Set problem:
Return all the data, word for word.

Source data:

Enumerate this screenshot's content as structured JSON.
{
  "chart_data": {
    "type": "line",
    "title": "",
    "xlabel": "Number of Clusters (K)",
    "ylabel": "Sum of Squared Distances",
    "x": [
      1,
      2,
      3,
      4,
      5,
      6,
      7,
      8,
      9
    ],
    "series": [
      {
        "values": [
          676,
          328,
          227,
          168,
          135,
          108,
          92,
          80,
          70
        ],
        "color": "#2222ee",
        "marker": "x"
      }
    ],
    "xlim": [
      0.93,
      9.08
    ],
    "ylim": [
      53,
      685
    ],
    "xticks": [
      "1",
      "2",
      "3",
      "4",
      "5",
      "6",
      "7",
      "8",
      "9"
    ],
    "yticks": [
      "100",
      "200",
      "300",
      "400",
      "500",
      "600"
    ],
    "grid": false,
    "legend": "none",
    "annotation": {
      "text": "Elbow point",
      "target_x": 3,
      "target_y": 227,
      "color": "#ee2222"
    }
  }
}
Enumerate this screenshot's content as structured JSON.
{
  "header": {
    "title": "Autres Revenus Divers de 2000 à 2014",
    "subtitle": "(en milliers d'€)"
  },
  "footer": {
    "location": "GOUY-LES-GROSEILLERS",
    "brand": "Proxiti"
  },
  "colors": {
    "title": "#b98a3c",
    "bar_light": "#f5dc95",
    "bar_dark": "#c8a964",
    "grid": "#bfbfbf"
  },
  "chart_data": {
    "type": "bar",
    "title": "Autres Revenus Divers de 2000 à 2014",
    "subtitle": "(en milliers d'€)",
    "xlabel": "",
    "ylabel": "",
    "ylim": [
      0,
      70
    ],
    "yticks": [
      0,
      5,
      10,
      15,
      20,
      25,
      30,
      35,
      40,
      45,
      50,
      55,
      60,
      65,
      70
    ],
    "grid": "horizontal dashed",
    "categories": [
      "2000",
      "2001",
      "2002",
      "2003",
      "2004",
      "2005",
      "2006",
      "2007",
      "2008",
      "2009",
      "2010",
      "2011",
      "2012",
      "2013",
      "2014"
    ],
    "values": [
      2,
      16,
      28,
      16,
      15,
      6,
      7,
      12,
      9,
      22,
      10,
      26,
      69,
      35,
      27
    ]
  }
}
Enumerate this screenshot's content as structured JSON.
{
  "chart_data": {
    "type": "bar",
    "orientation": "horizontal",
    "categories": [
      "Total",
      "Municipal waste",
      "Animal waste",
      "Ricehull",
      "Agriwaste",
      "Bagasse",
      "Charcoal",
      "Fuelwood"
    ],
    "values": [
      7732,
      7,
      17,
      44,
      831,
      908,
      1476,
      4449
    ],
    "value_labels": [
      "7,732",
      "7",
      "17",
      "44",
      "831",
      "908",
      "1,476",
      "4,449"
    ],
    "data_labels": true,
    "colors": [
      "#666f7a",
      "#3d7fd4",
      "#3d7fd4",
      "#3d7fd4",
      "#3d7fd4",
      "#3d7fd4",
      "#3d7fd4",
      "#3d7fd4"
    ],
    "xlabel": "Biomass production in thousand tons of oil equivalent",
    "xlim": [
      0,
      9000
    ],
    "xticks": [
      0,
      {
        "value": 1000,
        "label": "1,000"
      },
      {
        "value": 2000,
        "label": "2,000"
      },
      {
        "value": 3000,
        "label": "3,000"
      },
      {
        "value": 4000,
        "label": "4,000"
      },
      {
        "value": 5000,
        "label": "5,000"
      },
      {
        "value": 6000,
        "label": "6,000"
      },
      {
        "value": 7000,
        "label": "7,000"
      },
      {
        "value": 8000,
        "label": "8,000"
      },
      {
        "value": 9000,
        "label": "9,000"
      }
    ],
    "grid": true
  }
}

Correct answer:
Enumerate this screenshot's content as structured JSON.
{
  "chart_data": {
    "type": "line",
    "title": "",
    "xlabel": "Number of Clusters (K)",
    "ylabel": "Sum of Squared Distances",
    "x": [
      1,
      2,
      3,
      4,
      5,
      6,
      7,
      8,
      9
    ],
    "series": [
      {
        "values": [
          676,
          328,
          227,
          168,
          135,
          108,
          92,
          80,
          70
        ],
        "color": "#2222ee",
        "marker": "x"
      }
    ],
    "xlim": [
      0.93,
      9.08
    ],
    "ylim": [
      53,
      685
    ],
    "xticks": [
      "1",
      "2",
      "3",
      "4",
      "5",
      "6",
      "7",
      "8",
      "9"
    ],
    "yticks": [
      "100",
      "200",
      "300",
      "400",
      "500",
      "600"
    ],
    "grid": false,
    "legend": "none",
    "annotation": {
      "text": "Elbow point",
      "target_x": 3,
      "target_y": 227,
      "color": "#ee2222"
    }
  }
}
Enumerate this screenshot's content as structured JSON.
{
  "header": {
    "title": "Autres Revenus Divers de 2000 à 2014",
    "subtitle": "(en milliers d'€)"
  },
  "footer": {
    "location": "GOUY-LES-GROSEILLERS",
    "brand": "Proxiti"
  },
  "colors": {
    "title": "#b98a3c",
    "bar_light": "#f5dc95",
    "bar_dark": "#c8a964",
    "grid": "#bfbfbf"
  },
  "chart_data": {
    "type": "bar",
    "title": "Autres Revenus Divers de 2000 à 2014",
    "subtitle": "(en milliers d'€)",
    "xlabel": "",
    "ylabel": "",
    "ylim": [
      0,
      70
    ],
    "yticks": [
      0,
      5,
      10,
      15,
      20,
      25,
      30,
      35,
      40,
      45,
      50,
      55,
      60,
      65,
      70
    ],
    "grid": "horizontal dashed",
    "categories": [
      "2000",
      "2001",
      "2002",
      "2003",
      "2004",
      "2005",
      "2006",
      "2007",
      "2008",
      "2009",
      "2010",
      "2011",
      "2012",
      "2013",
      "2014"
    ],
    "values": [
      2,
      16,
      28,
      16,
      15,
      6,
      7,
      12,
      9,
      22,
      10,
      26,
      69,
      35,
      27
    ]
  }
}
Enumerate this screenshot's content as structured JSON.
{
  "chart_data": {
    "type": "bar",
    "orientation": "horizontal",
    "categories": [
      "Total",
      "Municipal waste",
      "Animal waste",
      "Ricehull",
      "Agriwaste",
      "Bagasse",
      "Charcoal",
      "Fuelwood"
    ],
    "values": [
      7732,
      7,
      17,
      44,
      831,
      908,
      1476,
      4449
    ],
    "value_labels": [
      "7,732",
      "7",
      "17",
      "44",
      "831",
      "908",
      "1,476",
      "4,449"
    ],
    "data_labels": true,
    "colors": [
      "#666f7a",
      "#3d7fd4",
      "#3d7fd4",
      "#3d7fd4",
      "#3d7fd4",
      "#3d7fd4",
      "#3d7fd4",
      "#3d7fd4"
    ],
    "xlabel": "Biomass production in thousand tons of oil equivalent",
    "xlim": [
      0,
      9000
    ],
    "xticks": [
      0,
      {
        "value": 1000,
        "label": "1,000"
      },
      {
        "value": 2000,
        "label": "2,000"
      },
      {
        "value": 3000,
        "label": "3,000"
      },
      {
        "value": 4000,
        "label": "4,000"
      },
      {
        "value": 5000,
        "label": "5,000"
      },
      {
        "value": 6000,
        "label": "6,000"
      },
      {
        "value": 7000,
        "label": "7,000"
      },
      {
        "value": 8000,
        "label": "8,000"
      },
      {
        "value": 9000,
        "label": "9,000"
      }
    ],
    "grid": true
  }
}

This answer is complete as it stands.